▸ Text shown

Pandas skew – Python Pandas Series skew() Function

Pandas Series skew() Function:

Pandas skew: The skew() function of the Pandas Series returns the unbiased skew of the values along the chosen axis.

Skewness is asymmetry in a statistical distribution in which the curve seems distorted or skewed to the left or right.

Syntax:

Series.skew(axis=None, skipna=None, level=None, numeric_only=None)

Parameters

axis: This is optional. It indicates 0 or ‘index’. This is the axis on which the function will be applied.

skipna: This is optional. When computing the result, specify True to exclude NA/null values. The default value is True.

level: This is optional. It indicates the level (int or str). If the axis is a MultiIndex (hierarchical), count along a particular level, collapsing into a scalar. The level name is specified by str.

numeric_only: This is optional. Pass True to include just float, int, or boolean data. False by default

Return Value:

If a level is given, it returns a scalar or a series. The unbiased skew along the given axis is returned by the skew() function of the Pandas Series.

Pandas Series skew() Function in Python

Example1

Approach:

  • Import pandas module using the import keyword.
  • Import numpy module using the import keyword.
  • Give the category(level) values as arguments list to from_arrays() functions
  • Pass some random list, index values from the above and name as Numbers as the arguments to the Series() function of the pandas module to create a series.
  • Store it in a variable.
  • Print the above-given series
  • Printing the skew of all elements in the given series using the skew() function
  • Printing the skew of each level of the series using level=’DataType’
  • Printing the skew of each level of the series using level=0.
  • The Exit of the Program.

Below is the implementation:

# Import pandas module using the import keyword.
import pandas as pd
# Import numpy module using the import keyword.
import numpy as np
# Give the category(level) values as arguments list to from_arrays() functions
gvn_indx = pd.MultiIndex.from_arrays([
    ['positive', 'negative', 'positive', 
     'positive', 'negative', 'negative']],
    names=['DataType'])
# Pass some random list, index values from the above and name as Numbers
# as the arguments to the Series() function of the pandas module to create a series.
# Store it in a variable.
gvn_series = pd.Series([2, 3, 4, 5, 1, 2], 
              name='Numbers', index=gvn_indx)
# Print the above given series
print("The given series is:")
print(gvn_series)
print()

# Printing the skew of all elements in the given series 
# using the skew() function
print("Skew of all elements in the given series:")
print(gvn_series.skew())
print()
# Printing the skew of each level of the series using level='DataType'
print("Skew of all level values using level='DataType':")
print(gvn_series.skew(level='DataType'))
print()
# Printing the skew of each level of the series using level=0
print("Skew of all level values using level=0:")
print(gvn_series.skew(level=0))

Output:

The given series is:
DataType
positive    2
negative    3
positive    4
positive    5
negative    1
negative    2
Name: Numbers, dtype: int64

Skew of all elements in the given series:
0.4180715202995426

Skew of all level values using level='DataType':
DataType
positive   -0.93522
negative    0.00000
Name: Numbers, dtype: float64

Skew of all level values using level=0:
DataType
positive   -0.93522
negative    0.00000
Name: Numbers, dtype: float64

Example2

Approach:

  • Import pandas module using the import keyword.

▸ Tasks to carry out
(a) Copy the Pandas skew page from "Skewness is asymmetry" to "specified by str.", changing "optional" to "not required" each time it appears.
(b) According to the Pandas skew page, what is the default value of the skipna parameter?
(c) Translate this sentence from the Pandas skew page into Spanish: "Skewness is asymmetry in a statistical distribution in which the curve seems distorted or skewed to the left or right."
Work only from the Pandas skew page when completing these tasks.

▸ Listed records
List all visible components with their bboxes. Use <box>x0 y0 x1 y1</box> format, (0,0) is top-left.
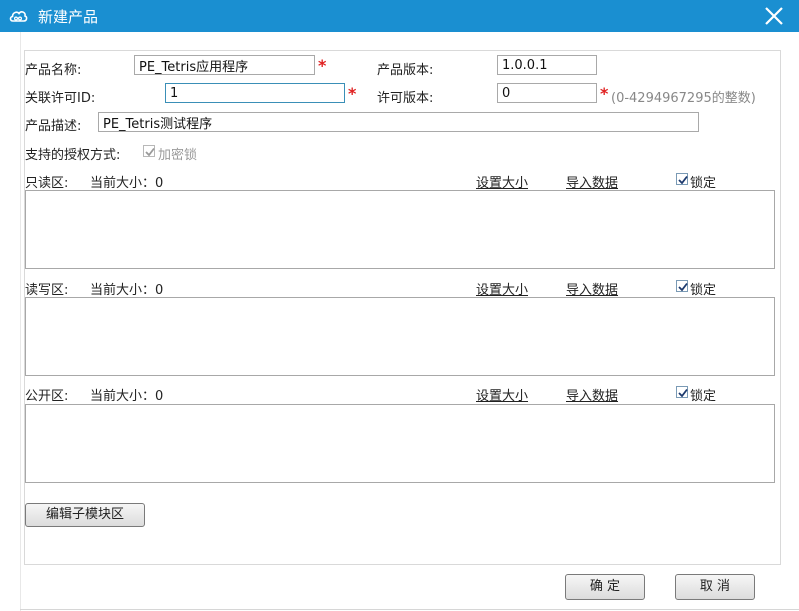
public-set-size-link[interactable]: 设置大小 <box>476 385 528 404</box>
product-version-label: 产品版本: <box>377 63 434 78</box>
auth-option-label: 加密锁 <box>158 148 198 163</box>
required-mark: * <box>318 56 327 75</box>
dialog-bottom-edge <box>20 609 799 610</box>
license-version-label: 许可版本: <box>377 91 434 106</box>
window-title: 新建产品 <box>38 8 99 26</box>
description-label: 产品描述: <box>25 119 82 134</box>
product-version-input[interactable] <box>497 55 597 75</box>
license-version-hint: (0-4294967295的整数) <box>611 91 756 106</box>
product-name-label: 产品名称: <box>25 63 82 78</box>
checkmark-icon <box>678 388 688 398</box>
readonly-data-area[interactable] <box>25 190 775 269</box>
readwrite-size-text: 当前大小：0 <box>90 283 164 298</box>
readonly-size-text: 当前大小：0 <box>90 176 164 191</box>
auth-checkbox <box>143 145 155 157</box>
public-lock-label: 锁定 <box>690 389 717 404</box>
readwrite-lock-label: 锁定 <box>690 283 717 298</box>
checkmark-icon <box>145 147 155 157</box>
required-mark: * <box>348 84 357 103</box>
readonly-lock-label: 锁定 <box>690 176 717 191</box>
license-id-input[interactable] <box>165 83 345 103</box>
license-version-input[interactable] <box>497 83 597 103</box>
ok-button[interactable]: 确 定 <box>565 574 645 600</box>
checkmark-icon <box>678 175 688 185</box>
readwrite-import-link[interactable]: 导入数据 <box>566 279 618 298</box>
readwrite-data-area[interactable] <box>25 297 775 376</box>
readonly-zone-label: 只读区: <box>25 176 69 191</box>
public-zone-label: 公开区: <box>25 389 69 404</box>
readwrite-zone-label: 读写区: <box>25 283 69 298</box>
description-input[interactable] <box>98 112 699 132</box>
public-size-text: 当前大小：0 <box>90 389 164 404</box>
required-mark: * <box>600 84 609 103</box>
public-lock-checkbox[interactable] <box>676 386 688 398</box>
public-data-area[interactable] <box>25 404 775 483</box>
readonly-set-size-link[interactable]: 设置大小 <box>476 172 528 191</box>
readonly-lock-checkbox[interactable] <box>676 173 688 185</box>
checkmark-icon <box>678 282 688 292</box>
cloud-logo-icon <box>9 11 28 22</box>
product-name-input[interactable] <box>134 55 315 75</box>
edit-submodule-button[interactable]: 编辑子模块区 <box>25 503 145 527</box>
readonly-import-link[interactable]: 导入数据 <box>566 172 618 191</box>
auth-method-label: 支持的授权方式: <box>25 148 121 163</box>
dialog-edge <box>20 32 21 611</box>
cancel-button[interactable]: 取 消 <box>675 574 755 600</box>
readwrite-lock-checkbox[interactable] <box>676 280 688 292</box>
public-import-link[interactable]: 导入数据 <box>566 385 618 404</box>
close-icon[interactable] <box>763 5 785 27</box>
title-bar: 新建产品 <box>0 0 799 32</box>
readwrite-set-size-link[interactable]: 设置大小 <box>476 279 528 298</box>
license-id-label: 关联许可ID: <box>25 91 96 106</box>
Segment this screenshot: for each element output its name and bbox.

▸ Solution list
(a)
Skewness is asymmetry in a statistical distribution in which the curve seems distorted or skewed to the left or right.

Syntax:

Series.skew(axis=None, skipna=None, level=None, numeric_only=None)

Parameters

axis: This is not required. It indicates 0 or ‘index’. This is the axis on which the function will be applied.

skipna: This is not required. When computing the result, specify True to exclude NA/null values. The default value is True.

level: This is not required. It indicates the level (int or str). If the axis is a MultiIndex (hierarchical), count along a particular level, collapsing into a scalar. The level name is specified by str.

(b) True.

(c) La asimetría es la falta de simetría en una distribución estadística en la que la curva parece distorsionada o sesgada hacia la izquierda o hacia la derecha.